# YOUR TASK
Extract the entries in their exact form.

-------- LISTING --------

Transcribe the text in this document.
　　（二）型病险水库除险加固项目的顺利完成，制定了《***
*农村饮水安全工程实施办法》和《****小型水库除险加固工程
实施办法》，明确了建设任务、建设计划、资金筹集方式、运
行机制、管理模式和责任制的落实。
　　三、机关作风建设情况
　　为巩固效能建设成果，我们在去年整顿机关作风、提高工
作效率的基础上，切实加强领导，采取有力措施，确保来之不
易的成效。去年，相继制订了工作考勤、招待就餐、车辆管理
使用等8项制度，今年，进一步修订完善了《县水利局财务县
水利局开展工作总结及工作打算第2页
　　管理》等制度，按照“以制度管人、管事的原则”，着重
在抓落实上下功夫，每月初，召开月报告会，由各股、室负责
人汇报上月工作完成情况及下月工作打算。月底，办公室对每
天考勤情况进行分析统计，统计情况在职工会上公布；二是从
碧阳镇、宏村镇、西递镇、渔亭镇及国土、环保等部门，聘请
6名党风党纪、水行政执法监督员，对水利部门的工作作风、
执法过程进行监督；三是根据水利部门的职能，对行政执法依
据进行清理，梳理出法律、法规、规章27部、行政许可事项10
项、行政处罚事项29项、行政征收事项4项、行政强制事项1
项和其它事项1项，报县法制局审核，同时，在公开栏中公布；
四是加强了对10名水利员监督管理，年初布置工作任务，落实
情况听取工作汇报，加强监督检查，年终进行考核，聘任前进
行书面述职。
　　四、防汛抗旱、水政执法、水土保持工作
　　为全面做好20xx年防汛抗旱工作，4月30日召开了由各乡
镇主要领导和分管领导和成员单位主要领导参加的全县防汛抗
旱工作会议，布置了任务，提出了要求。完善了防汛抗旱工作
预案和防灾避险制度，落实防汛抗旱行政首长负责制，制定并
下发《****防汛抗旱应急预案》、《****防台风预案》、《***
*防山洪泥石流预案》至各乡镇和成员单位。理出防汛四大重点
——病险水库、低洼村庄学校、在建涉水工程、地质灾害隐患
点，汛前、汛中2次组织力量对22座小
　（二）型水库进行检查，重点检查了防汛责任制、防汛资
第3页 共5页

--------

# WRITTEN RESPONSE
Transcribe the text in this document.
　　（二）型病险水库除险加固项目的顺利完成，制定了《***
*农村饮水安全工程实施办法》和《****小型水库除险加固工程
实施办法》，明确了建设任务、建设计划、资金筹集方式、运
行机制、管理模式和责任制的落实。
　　三、机关作风建设情况
　　为巩固效能建设成果，我们在去年整顿机关作风、提高工
作效率的基础上，切实加强领导，采取有力措施，确保来之不
易的成效。去年，相继制订了工作考勤、招待就餐、车辆管理
使用等8项制度，今年，进一步修订完善了《县水利局财务县
水利局开展工作总结及工作打算第2页
　　管理》等制度，按照“以制度管人、管事的原则”，着重
在抓落实上下功夫，每月初，召开月报告会，由各股、室负责
人汇报上月工作完成情况及下月工作打算。月底，办公室对每
天考勤情况进行分析统计，统计情况在职工会上公布；二是从
碧阳镇、宏村镇、西递镇、渔亭镇及国土、环保等部门，聘请
6名党风党纪、水行政执法监督员，对水利部门的工作作风、
执法过程进行监督；三是根据水利部门的职能，对行政执法依
据进行清理，梳理出法律、法规、规章27部、行政许可事项10
项、行政处罚事项29项、行政征收事项4项、行政强制事项1
项和其它事项1项，报县法制局审核，同时，在公开栏中公布；
四是加强了对10名水利员监督管理，年初布置工作任务，落实
情况听取工作汇报，加强监督检查，年终进行考核，聘任前进
行书面述职。
　　四、防汛抗旱、水政执法、水土保持工作
　　为全面做好20xx年防汛抗旱工作，4月30日召开了由各乡
镇主要领导和分管领导和成员单位主要领导参加的全县防汛抗
旱工作会议，布置了任务，提出了要求。完善了防汛抗旱工作
预案和防灾避险制度，落实防汛抗旱行政首长负责制，制定并
下发《****防汛抗旱应急预案》、《****防台风预案》、《***
*防山洪泥石流预案》至各乡镇和成员单位。理出防汛四大重点
——病险水库、低洼村庄学校、在建涉水工程、地质灾害隐患
点，汛前、汛中2次组织力量对22座小
　（二）型水库进行检查，重点检查了防汛责任制、防汛资
第3页 共5页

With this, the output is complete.